— Begin INFORMATION SUPPLIED —
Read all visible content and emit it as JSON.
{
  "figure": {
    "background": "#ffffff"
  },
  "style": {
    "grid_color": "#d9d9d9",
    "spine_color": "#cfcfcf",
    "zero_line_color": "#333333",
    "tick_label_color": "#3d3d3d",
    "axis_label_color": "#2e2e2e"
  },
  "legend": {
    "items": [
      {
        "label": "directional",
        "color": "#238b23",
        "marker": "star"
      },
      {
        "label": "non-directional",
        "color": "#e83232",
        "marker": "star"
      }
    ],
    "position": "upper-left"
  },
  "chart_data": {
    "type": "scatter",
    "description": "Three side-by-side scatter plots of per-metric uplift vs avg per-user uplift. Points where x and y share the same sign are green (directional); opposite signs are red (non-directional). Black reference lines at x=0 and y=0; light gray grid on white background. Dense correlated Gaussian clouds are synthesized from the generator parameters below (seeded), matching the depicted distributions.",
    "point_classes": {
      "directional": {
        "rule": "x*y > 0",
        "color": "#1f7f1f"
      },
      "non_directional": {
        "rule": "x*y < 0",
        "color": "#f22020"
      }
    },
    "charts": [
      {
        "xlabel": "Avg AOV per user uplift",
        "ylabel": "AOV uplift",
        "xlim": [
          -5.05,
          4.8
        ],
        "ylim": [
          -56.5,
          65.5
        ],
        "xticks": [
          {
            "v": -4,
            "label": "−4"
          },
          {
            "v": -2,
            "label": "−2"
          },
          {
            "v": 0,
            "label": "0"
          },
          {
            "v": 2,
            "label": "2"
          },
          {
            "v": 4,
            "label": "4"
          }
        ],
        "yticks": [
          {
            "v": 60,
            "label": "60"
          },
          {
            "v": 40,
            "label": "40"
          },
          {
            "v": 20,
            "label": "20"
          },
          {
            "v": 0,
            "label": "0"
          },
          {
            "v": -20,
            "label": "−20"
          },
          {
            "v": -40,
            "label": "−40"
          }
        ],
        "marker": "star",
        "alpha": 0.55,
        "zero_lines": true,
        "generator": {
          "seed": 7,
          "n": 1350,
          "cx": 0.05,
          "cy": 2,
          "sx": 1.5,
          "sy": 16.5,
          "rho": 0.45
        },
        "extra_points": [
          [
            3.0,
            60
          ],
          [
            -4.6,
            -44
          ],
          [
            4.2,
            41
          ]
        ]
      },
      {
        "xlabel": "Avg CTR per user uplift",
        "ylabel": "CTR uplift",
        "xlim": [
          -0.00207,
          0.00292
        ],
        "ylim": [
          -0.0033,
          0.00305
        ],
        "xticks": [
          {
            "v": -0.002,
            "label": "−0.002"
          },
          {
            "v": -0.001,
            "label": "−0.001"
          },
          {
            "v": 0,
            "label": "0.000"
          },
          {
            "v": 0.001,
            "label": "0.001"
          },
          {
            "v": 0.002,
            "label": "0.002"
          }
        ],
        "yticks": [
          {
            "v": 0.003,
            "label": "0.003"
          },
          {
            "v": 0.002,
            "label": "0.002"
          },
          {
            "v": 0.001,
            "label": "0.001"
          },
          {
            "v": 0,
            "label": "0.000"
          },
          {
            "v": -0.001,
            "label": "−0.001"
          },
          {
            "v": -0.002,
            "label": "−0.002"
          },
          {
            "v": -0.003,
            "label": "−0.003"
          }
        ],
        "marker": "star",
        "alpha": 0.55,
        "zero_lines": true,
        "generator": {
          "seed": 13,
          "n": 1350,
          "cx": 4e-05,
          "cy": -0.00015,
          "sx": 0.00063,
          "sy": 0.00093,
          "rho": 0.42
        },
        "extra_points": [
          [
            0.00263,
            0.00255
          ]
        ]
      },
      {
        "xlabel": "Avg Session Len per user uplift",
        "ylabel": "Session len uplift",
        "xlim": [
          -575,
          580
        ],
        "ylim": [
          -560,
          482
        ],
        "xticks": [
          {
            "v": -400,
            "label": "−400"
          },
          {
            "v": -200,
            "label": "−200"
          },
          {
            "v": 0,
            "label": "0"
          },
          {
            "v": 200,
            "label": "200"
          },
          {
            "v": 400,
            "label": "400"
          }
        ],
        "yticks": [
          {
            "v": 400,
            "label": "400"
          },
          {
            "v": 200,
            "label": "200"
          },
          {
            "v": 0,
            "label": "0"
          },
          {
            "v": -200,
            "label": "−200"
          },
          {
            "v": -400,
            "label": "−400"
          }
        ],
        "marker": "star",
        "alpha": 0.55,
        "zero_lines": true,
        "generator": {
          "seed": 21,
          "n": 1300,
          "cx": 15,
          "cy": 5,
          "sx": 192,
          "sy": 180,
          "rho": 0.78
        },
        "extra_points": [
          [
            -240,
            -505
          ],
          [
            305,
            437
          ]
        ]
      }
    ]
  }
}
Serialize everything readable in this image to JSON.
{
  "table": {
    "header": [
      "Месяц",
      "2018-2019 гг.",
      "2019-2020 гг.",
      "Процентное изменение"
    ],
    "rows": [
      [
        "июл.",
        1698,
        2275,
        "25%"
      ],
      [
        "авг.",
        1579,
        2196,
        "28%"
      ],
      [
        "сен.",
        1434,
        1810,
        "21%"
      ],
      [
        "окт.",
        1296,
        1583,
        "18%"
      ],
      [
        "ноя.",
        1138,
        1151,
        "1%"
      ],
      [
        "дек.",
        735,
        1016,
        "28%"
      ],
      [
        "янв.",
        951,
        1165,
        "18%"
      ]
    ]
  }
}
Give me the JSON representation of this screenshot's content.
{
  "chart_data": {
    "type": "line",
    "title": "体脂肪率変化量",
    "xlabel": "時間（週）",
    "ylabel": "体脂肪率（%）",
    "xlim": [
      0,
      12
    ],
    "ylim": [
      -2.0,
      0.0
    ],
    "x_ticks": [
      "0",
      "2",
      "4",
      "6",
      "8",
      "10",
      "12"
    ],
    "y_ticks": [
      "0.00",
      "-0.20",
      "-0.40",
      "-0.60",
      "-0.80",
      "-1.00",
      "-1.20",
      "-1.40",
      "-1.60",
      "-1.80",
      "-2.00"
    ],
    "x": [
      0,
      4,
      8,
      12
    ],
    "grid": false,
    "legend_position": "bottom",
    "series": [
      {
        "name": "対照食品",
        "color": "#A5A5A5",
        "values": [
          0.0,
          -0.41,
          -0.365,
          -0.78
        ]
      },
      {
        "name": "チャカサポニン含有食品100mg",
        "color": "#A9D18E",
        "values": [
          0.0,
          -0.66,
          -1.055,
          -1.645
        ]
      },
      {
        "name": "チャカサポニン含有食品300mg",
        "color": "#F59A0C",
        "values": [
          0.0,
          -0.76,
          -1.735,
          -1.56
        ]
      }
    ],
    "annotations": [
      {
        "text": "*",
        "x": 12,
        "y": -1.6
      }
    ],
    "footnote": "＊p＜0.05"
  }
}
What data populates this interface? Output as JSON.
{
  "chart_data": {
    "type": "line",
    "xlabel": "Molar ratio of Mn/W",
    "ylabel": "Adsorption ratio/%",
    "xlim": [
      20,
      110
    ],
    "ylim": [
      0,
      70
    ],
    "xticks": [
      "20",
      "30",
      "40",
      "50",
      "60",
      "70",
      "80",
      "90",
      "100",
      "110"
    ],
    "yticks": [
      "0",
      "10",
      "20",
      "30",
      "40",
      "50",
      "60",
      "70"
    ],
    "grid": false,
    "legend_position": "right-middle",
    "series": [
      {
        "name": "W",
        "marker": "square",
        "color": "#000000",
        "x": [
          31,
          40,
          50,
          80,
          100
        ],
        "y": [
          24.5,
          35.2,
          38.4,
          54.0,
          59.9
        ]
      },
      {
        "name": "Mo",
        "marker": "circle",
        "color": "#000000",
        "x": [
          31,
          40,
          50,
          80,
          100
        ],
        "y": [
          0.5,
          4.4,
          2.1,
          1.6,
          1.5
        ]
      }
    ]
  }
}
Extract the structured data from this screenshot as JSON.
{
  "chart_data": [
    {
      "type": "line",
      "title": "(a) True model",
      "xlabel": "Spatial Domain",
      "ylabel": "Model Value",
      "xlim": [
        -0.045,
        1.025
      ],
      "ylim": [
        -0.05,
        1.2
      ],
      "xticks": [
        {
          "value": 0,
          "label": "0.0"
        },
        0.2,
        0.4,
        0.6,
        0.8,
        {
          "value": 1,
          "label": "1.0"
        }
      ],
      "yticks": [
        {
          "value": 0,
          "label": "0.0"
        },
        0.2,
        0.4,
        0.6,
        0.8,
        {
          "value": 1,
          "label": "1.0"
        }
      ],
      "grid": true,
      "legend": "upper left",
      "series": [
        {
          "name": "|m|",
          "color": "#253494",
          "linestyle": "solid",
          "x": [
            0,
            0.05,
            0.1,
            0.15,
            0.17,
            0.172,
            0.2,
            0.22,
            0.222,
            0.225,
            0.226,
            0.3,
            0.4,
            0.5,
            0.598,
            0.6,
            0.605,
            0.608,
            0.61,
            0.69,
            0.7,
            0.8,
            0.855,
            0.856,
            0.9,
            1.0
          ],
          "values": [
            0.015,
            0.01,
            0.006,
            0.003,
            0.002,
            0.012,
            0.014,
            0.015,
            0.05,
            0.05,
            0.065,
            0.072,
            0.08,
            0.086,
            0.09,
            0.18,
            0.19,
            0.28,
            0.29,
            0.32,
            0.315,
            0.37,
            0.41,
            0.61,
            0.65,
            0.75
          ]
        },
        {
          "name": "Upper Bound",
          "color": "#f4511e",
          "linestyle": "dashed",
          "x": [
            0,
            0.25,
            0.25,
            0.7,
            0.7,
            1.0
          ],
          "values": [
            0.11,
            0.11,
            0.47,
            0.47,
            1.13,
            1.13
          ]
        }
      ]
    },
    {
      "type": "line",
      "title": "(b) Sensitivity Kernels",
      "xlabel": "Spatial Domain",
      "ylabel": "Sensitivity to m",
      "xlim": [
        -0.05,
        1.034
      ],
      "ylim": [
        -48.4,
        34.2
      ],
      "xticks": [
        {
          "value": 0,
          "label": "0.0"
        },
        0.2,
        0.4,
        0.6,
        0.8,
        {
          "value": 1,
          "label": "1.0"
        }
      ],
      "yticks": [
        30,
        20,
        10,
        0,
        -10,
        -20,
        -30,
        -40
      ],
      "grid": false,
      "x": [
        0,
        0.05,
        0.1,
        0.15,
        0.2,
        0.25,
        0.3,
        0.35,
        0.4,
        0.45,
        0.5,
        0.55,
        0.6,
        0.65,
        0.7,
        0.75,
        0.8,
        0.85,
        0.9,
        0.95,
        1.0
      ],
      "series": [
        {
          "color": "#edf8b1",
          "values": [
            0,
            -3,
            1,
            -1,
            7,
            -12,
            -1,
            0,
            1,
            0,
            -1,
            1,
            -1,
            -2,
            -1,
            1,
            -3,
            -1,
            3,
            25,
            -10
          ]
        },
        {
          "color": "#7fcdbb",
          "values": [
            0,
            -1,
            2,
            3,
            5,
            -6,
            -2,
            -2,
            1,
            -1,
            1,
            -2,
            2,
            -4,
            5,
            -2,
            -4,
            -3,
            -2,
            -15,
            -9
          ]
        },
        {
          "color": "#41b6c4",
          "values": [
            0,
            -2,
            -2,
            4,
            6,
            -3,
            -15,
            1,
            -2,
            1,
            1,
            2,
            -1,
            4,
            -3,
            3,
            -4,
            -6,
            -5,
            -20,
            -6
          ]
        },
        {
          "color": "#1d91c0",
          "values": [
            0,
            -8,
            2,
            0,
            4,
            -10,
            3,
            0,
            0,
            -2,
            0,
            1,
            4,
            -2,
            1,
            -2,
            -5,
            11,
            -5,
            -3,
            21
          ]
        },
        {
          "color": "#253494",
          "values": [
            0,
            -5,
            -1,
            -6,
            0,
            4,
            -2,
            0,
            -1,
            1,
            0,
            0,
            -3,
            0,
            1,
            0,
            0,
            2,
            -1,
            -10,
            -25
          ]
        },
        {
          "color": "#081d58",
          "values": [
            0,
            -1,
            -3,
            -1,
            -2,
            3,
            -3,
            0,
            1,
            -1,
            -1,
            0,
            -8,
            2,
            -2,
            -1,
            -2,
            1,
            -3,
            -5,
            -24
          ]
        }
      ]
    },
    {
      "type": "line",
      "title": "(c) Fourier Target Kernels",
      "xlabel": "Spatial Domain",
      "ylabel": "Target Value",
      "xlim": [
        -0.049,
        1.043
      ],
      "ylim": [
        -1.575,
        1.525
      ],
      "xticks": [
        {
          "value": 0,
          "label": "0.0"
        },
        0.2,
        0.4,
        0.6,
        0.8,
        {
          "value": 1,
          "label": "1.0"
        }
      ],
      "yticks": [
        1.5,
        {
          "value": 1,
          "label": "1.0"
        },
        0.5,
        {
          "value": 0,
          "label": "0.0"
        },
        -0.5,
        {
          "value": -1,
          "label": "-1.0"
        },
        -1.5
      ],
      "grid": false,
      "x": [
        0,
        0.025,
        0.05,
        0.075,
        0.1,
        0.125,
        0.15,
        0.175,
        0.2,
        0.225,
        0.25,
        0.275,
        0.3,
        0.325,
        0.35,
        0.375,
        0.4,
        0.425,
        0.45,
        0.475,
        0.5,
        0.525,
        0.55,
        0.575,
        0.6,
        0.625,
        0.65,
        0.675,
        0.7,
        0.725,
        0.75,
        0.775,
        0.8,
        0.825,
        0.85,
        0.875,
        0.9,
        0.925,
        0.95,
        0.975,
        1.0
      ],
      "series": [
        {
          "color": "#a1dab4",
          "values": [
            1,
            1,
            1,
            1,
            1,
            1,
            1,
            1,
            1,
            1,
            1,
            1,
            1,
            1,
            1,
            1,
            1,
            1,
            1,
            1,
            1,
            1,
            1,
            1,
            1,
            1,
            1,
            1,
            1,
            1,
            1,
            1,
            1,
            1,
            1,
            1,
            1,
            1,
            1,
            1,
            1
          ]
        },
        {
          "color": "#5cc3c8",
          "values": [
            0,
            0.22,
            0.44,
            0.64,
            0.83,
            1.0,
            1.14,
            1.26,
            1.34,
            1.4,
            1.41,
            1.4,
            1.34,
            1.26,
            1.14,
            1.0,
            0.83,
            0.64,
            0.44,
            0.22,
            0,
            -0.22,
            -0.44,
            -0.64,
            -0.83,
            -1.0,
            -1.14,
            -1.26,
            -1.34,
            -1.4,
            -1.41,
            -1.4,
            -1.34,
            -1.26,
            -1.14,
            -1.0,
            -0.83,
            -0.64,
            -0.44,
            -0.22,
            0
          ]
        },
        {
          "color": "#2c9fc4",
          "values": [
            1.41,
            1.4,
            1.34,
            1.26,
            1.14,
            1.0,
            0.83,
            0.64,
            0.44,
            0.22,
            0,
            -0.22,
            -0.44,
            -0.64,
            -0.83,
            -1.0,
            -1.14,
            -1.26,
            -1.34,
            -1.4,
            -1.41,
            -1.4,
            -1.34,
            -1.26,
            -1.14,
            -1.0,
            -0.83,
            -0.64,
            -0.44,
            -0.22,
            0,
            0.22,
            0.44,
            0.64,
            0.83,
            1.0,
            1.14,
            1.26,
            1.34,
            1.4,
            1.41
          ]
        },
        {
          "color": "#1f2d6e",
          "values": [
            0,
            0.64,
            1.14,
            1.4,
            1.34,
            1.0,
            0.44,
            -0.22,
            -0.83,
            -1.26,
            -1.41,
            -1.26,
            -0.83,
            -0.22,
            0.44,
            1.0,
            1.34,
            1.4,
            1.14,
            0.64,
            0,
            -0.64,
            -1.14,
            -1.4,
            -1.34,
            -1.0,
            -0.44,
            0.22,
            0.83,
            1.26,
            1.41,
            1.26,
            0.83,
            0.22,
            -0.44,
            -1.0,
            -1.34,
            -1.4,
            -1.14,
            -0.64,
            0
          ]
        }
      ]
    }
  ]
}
— End INFORMATION SUPPLIED —
WRITTEN INSTRUCTION
Count every line above that holds the word "this", and state the number and nothing more.

ANSWER BELOW
4